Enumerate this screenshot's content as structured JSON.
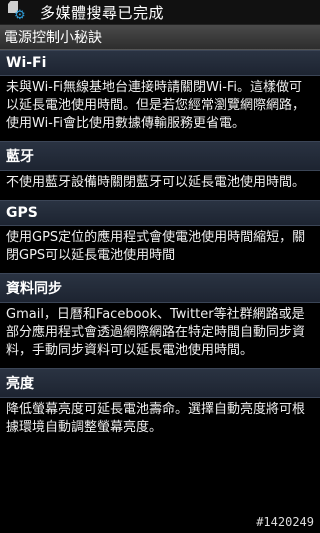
{
  "status_bar": {
    "notification_text": "多媒體搜尋已完成",
    "icons": [
      "sd-card-icon",
      "gear-icon"
    ]
  },
  "title_bar": {
    "title": "電源控制小秘訣"
  },
  "sections": [
    {
      "header": "Wi-Fi",
      "body": "未與Wi-Fi無線基地台連接時請關閉Wi-Fi。這樣做可以延長電池使用時間。但是若您經常瀏覽網際網路，使用Wi-Fi會比使用數據傳輸服務更省電。"
    },
    {
      "header": "藍牙",
      "body": "不使用藍牙設備時關閉藍牙可以延長電池使用時間。"
    },
    {
      "header": "GPS",
      "body": "使用GPS定位的應用程式會使電池使用時間縮短，關閉GPS可以延長電池使用時間"
    },
    {
      "header": "資料同步",
      "body": "Gmail，日曆和Facebook、Twitter等社群網路或是部分應用程式會透過網際網路在特定時間自動同步資料，手動同步資料可以延長電池使用時間。"
    },
    {
      "header": "亮度",
      "body": "降低螢幕亮度可延長電池壽命。選擇自動亮度將可根據環境自動調整螢幕亮度。"
    }
  ],
  "watermark": "#1420249"
}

------------------------------------------------------------------------

Write every record out again exactly; no pictures belong in the copy.

Enumerate this screenshot's content as structured JSON.
{
  "status_bar": {
    "notification_text": "多媒體搜尋已完成",
    "icons": [
      "sd-card-icon",
      "gear-icon"
    ]
  },
  "title_bar": {
    "title": "電源控制小秘訣"
  },
  "sections": [
    {
      "header": "Wi-Fi",
      "body": "未與Wi-Fi無線基地台連接時請關閉Wi-Fi。這樣做可以延長電池使用時間。但是若您經常瀏覽網際網路，使用Wi-Fi會比使用數據傳輸服務更省電。"
    },
    {
      "header": "藍牙",
      "body": "不使用藍牙設備時關閉藍牙可以延長電池使用時間。"
    },
    {
      "header": "GPS",
      "body": "使用GPS定位的應用程式會使電池使用時間縮短，關閉GPS可以延長電池使用時間"
    },
    {
      "header": "資料同步",
      "body": "Gmail，日曆和Facebook、Twitter等社群網路或是部分應用程式會透過網際網路在特定時間自動同步資料，手動同步資料可以延長電池使用時間。"
    },
    {
      "header": "亮度",
      "body": "降低螢幕亮度可延長電池壽命。選擇自動亮度將可根據環境自動調整螢幕亮度。"
    }
  ],
  "watermark": "#1420249"
}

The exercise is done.